Output each entry verbatim and exclude every picture from it.

------------------------------------------------

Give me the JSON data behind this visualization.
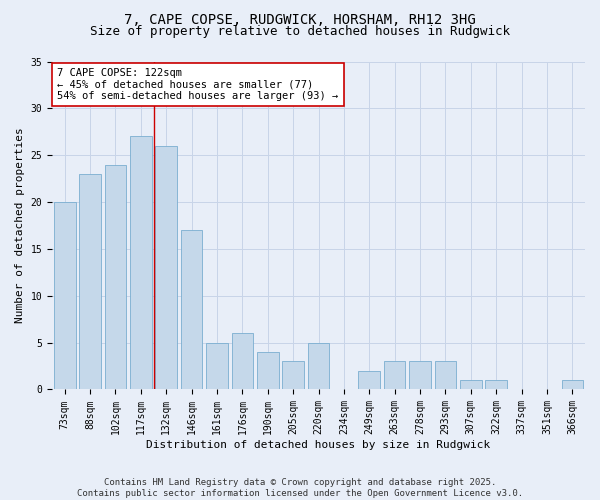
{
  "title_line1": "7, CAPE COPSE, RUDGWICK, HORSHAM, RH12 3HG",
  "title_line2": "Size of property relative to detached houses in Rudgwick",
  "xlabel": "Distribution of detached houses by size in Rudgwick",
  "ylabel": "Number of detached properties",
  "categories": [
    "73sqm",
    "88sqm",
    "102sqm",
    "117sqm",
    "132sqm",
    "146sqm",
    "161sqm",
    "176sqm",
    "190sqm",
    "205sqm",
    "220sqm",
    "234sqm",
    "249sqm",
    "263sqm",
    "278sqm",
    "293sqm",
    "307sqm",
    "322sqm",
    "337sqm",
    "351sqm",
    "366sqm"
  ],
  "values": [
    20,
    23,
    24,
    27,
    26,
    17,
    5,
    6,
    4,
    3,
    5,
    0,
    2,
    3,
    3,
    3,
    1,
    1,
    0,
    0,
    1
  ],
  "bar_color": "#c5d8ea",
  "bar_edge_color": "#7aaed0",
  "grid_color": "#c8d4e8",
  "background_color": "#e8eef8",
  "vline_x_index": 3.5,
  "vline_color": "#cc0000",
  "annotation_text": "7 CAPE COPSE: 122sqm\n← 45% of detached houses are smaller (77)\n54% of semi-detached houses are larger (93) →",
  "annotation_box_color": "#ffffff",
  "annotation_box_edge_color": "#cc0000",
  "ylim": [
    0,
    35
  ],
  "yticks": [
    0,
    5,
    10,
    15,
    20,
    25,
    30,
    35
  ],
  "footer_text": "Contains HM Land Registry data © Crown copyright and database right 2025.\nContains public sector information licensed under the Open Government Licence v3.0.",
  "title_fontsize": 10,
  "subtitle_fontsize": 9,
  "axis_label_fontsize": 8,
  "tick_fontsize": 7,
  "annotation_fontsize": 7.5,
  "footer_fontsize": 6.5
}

------------------------------------------------

RESULT:
Give me the JSON data behind this visualization.
{
  "title_line1": "7, CAPE COPSE, RUDGWICK, HORSHAM, RH12 3HG",
  "title_line2": "Size of property relative to detached houses in Rudgwick",
  "xlabel": "Distribution of detached houses by size in Rudgwick",
  "ylabel": "Number of detached properties",
  "categories": [
    "73sqm",
    "88sqm",
    "102sqm",
    "117sqm",
    "132sqm",
    "146sqm",
    "161sqm",
    "176sqm",
    "190sqm",
    "205sqm",
    "220sqm",
    "234sqm",
    "249sqm",
    "263sqm",
    "278sqm",
    "293sqm",
    "307sqm",
    "322sqm",
    "337sqm",
    "351sqm",
    "366sqm"
  ],
  "values": [
    20,
    23,
    24,
    27,
    26,
    17,
    5,
    6,
    4,
    3,
    5,
    0,
    2,
    3,
    3,
    3,
    1,
    1,
    0,
    0,
    1
  ],
  "bar_color": "#c5d8ea",
  "bar_edge_color": "#7aaed0",
  "grid_color": "#c8d4e8",
  "background_color": "#e8eef8",
  "vline_x_index": 3.5,
  "vline_color": "#cc0000",
  "annotation_text": "7 CAPE COPSE: 122sqm\n← 45% of detached houses are smaller (77)\n54% of semi-detached houses are larger (93) →",
  "annotation_box_color": "#ffffff",
  "annotation_box_edge_color": "#cc0000",
  "ylim": [
    0,
    35
  ],
  "yticks": [
    0,
    5,
    10,
    15,
    20,
    25,
    30,
    35
  ],
  "footer_text": "Contains HM Land Registry data © Crown copyright and database right 2025.\nContains public sector information licensed under the Open Government Licence v3.0.",
  "title_fontsize": 10,
  "subtitle_fontsize": 9,
  "axis_label_fontsize": 8,
  "tick_fontsize": 7,
  "annotation_fontsize": 7.5,
  "footer_fontsize": 6.5
}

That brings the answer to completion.